Records from a collection:
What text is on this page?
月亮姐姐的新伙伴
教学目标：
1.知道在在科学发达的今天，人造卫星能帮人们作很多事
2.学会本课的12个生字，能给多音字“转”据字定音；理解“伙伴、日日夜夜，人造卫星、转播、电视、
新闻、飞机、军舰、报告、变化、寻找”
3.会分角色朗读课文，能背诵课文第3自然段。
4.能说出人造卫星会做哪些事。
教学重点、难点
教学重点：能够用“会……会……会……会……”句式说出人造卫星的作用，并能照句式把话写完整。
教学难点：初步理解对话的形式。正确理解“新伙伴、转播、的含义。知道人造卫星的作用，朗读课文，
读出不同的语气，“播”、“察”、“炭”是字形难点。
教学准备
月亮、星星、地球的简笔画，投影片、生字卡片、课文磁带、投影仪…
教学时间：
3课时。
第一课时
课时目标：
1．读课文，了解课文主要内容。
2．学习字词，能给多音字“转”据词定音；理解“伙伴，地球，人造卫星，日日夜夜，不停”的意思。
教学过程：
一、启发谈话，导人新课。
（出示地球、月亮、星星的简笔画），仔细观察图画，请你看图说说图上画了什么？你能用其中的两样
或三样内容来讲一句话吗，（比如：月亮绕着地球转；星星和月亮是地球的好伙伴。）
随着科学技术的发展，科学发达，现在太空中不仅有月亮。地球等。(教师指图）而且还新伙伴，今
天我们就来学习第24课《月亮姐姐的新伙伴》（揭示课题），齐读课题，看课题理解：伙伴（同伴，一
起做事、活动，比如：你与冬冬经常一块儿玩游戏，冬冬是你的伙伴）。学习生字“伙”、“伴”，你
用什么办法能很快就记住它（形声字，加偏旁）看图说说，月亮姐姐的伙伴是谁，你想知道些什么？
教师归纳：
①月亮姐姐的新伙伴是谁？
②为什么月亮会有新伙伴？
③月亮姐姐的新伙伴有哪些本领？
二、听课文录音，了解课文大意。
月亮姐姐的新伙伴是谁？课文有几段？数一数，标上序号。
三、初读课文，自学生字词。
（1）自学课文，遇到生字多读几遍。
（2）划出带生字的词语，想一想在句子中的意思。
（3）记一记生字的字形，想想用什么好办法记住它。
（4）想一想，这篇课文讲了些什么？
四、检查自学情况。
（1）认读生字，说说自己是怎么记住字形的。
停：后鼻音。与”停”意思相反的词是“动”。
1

**WRITTEN EXERCISE**
Reproduce the listing above verbatim, from first line to last.

**FINISHED EXERCISE**
What text is on this page?
月亮姐姐的新伙伴
教学目标：
1.知道在在科学发达的今天，人造卫星能帮人们作很多事
2.学会本课的12个生字，能给多音字“转”据字定音；理解“伙伴、日日夜夜，人造卫星、转播、电视、
新闻、飞机、军舰、报告、变化、寻找”
3.会分角色朗读课文，能背诵课文第3自然段。
4.能说出人造卫星会做哪些事。
教学重点、难点
教学重点：能够用“会……会……会……会……”句式说出人造卫星的作用，并能照句式把话写完整。
教学难点：初步理解对话的形式。正确理解“新伙伴、转播、的含义。知道人造卫星的作用，朗读课文，
读出不同的语气，“播”、“察”、“炭”是字形难点。
教学准备
月亮、星星、地球的简笔画，投影片、生字卡片、课文磁带、投影仪…
教学时间：
3课时。
第一课时
课时目标：
1．读课文，了解课文主要内容。
2．学习字词，能给多音字“转”据词定音；理解“伙伴，地球，人造卫星，日日夜夜，不停”的意思。
教学过程：
一、启发谈话，导人新课。
（出示地球、月亮、星星的简笔画），仔细观察图画，请你看图说说图上画了什么？你能用其中的两样
或三样内容来讲一句话吗，（比如：月亮绕着地球转；星星和月亮是地球的好伙伴。）
随着科学技术的发展，科学发达，现在太空中不仅有月亮。地球等。(教师指图）而且还新伙伴，今
天我们就来学习第24课《月亮姐姐的新伙伴》（揭示课题），齐读课题，看课题理解：伙伴（同伴，一
起做事、活动，比如：你与冬冬经常一块儿玩游戏，冬冬是你的伙伴）。学习生字“伙”、“伴”，你
用什么办法能很快就记住它（形声字，加偏旁）看图说说，月亮姐姐的伙伴是谁，你想知道些什么？
教师归纳：
①月亮姐姐的新伙伴是谁？
②为什么月亮会有新伙伴？
③月亮姐姐的新伙伴有哪些本领？
二、听课文录音，了解课文大意。
月亮姐姐的新伙伴是谁？课文有几段？数一数，标上序号。
三、初读课文，自学生字词。
（1）自学课文，遇到生字多读几遍。
（2）划出带生字的词语，想一想在句子中的意思。
（3）记一记生字的字形，想想用什么好办法记住它。
（4）想一想，这篇课文讲了些什么？
四、检查自学情况。
（1）认读生字，说说自己是怎么记住字形的。
停：后鼻音。与”停”意思相反的词是“动”。
1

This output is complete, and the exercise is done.